Where a line of the listing below includes the word "Preparedness", reproduce that line.

▶ **ENTRIES SHOWN**
— begin —
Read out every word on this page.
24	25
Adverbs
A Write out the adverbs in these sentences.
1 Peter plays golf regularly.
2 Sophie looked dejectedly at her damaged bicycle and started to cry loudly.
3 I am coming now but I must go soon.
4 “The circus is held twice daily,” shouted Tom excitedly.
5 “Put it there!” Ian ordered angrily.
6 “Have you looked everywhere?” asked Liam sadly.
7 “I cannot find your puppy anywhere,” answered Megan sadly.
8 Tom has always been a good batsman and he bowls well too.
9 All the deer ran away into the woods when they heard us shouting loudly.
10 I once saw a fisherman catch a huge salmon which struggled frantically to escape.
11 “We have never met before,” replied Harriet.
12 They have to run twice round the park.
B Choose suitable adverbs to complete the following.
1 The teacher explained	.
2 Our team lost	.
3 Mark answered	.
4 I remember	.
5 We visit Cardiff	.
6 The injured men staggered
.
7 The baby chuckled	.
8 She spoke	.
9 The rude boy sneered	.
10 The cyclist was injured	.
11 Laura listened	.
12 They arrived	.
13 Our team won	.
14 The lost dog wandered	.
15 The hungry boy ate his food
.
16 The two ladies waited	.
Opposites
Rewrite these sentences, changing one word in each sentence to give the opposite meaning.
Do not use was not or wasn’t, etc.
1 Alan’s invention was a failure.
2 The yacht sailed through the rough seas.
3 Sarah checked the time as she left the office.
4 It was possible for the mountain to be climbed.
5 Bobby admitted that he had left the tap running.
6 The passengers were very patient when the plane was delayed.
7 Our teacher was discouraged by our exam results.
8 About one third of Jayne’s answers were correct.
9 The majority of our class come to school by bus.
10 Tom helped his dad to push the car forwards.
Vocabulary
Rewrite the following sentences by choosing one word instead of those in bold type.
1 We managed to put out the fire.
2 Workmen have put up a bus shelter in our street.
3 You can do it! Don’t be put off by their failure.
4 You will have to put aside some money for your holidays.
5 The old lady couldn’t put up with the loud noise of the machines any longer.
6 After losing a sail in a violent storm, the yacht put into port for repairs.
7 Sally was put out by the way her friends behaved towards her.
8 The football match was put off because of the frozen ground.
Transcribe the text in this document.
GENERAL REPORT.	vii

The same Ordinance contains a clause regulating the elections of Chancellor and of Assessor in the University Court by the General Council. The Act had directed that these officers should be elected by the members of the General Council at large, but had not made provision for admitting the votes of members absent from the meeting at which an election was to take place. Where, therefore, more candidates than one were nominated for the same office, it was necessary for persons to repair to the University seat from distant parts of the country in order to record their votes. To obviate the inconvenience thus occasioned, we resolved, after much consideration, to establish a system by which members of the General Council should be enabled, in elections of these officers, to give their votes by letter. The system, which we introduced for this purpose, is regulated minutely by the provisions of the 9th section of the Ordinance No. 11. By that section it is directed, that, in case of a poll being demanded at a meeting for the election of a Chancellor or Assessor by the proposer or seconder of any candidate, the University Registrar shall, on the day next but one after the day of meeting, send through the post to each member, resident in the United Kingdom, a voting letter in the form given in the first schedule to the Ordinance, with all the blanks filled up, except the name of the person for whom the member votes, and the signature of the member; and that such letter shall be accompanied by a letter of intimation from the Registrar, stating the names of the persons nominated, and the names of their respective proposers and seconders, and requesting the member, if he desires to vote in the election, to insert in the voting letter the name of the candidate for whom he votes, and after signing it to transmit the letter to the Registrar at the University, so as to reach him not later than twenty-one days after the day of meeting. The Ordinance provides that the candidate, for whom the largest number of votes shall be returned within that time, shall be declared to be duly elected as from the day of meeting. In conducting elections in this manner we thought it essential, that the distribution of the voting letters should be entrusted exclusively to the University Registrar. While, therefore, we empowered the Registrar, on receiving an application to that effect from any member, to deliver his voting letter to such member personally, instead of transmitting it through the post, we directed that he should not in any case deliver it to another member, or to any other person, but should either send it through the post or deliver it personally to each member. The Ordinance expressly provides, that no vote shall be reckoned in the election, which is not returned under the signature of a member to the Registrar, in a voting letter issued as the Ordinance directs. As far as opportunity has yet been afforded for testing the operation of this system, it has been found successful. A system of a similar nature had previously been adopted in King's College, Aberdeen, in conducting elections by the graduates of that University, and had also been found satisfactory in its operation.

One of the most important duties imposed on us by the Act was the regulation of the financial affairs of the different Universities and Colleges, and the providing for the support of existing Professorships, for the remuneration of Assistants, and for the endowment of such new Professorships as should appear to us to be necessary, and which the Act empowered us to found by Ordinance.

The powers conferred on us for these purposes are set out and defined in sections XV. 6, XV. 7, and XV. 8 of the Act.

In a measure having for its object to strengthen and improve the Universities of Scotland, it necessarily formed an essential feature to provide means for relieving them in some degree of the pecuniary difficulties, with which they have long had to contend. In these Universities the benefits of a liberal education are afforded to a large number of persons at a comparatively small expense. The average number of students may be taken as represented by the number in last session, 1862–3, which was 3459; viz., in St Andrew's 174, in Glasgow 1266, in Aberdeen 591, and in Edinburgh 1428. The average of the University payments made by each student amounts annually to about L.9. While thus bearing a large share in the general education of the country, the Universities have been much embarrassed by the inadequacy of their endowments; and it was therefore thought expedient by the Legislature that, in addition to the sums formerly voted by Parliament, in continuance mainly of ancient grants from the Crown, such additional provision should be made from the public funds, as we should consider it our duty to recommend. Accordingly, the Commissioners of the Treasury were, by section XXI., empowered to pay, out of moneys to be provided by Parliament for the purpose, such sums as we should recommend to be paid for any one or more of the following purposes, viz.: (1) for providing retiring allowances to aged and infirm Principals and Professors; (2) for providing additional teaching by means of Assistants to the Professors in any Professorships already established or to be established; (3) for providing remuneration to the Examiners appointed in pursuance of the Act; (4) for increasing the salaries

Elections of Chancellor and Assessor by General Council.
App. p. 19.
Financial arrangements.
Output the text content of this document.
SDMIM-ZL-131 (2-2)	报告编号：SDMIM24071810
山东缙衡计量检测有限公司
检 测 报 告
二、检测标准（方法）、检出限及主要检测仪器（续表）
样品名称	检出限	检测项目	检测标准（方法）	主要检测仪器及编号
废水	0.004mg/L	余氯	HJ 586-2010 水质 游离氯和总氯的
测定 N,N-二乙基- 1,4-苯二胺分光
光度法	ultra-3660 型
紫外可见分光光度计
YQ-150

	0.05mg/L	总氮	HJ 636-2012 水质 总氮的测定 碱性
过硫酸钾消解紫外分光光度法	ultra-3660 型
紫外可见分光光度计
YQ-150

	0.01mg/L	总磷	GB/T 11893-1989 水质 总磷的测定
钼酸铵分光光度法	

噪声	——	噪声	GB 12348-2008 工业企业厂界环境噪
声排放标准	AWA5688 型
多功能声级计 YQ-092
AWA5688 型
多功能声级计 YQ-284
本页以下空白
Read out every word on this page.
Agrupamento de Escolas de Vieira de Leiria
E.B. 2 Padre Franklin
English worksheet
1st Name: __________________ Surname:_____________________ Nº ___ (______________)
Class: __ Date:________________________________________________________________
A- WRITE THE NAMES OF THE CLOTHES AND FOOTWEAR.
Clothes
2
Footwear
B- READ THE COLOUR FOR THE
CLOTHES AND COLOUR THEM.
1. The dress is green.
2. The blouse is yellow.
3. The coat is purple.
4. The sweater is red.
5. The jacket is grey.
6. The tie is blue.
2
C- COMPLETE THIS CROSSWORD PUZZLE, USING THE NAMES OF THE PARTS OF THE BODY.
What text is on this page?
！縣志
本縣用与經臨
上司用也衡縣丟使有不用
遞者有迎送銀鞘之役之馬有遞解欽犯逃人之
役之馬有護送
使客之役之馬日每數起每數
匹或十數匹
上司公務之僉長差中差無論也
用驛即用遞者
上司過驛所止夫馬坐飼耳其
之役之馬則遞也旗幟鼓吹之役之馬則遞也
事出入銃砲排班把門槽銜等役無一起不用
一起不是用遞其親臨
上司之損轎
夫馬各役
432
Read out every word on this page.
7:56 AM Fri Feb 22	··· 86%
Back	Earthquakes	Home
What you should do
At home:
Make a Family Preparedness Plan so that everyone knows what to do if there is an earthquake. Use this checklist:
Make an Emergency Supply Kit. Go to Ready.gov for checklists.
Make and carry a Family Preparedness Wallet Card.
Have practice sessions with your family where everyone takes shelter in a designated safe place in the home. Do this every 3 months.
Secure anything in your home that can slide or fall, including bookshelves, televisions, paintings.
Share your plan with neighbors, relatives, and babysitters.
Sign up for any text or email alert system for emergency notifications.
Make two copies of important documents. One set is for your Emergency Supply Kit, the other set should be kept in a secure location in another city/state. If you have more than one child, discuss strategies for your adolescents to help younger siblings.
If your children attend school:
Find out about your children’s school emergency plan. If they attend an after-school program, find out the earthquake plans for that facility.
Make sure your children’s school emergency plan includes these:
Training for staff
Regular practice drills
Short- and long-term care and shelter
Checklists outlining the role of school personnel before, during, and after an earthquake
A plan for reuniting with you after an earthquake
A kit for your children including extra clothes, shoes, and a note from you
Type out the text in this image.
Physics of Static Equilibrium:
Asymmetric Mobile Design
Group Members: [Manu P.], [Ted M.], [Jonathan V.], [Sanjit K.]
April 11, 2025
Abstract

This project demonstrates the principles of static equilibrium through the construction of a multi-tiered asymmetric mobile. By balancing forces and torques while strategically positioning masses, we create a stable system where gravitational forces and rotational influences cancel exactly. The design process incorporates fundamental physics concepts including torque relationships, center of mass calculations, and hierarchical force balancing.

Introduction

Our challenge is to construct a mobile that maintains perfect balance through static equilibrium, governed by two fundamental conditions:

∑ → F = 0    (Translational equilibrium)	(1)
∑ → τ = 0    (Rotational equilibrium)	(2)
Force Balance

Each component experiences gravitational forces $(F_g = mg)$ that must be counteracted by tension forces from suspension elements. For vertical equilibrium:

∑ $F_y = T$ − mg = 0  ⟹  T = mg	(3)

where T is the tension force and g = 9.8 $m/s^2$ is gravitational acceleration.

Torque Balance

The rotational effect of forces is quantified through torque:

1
— end —
▶ **WRITTEN ANSWER**
Make a Family Preparedness Plan so that everyone knows what to do if there is an earthquake. Use this checklist:
Make and carry a Family Preparedness Wallet Card.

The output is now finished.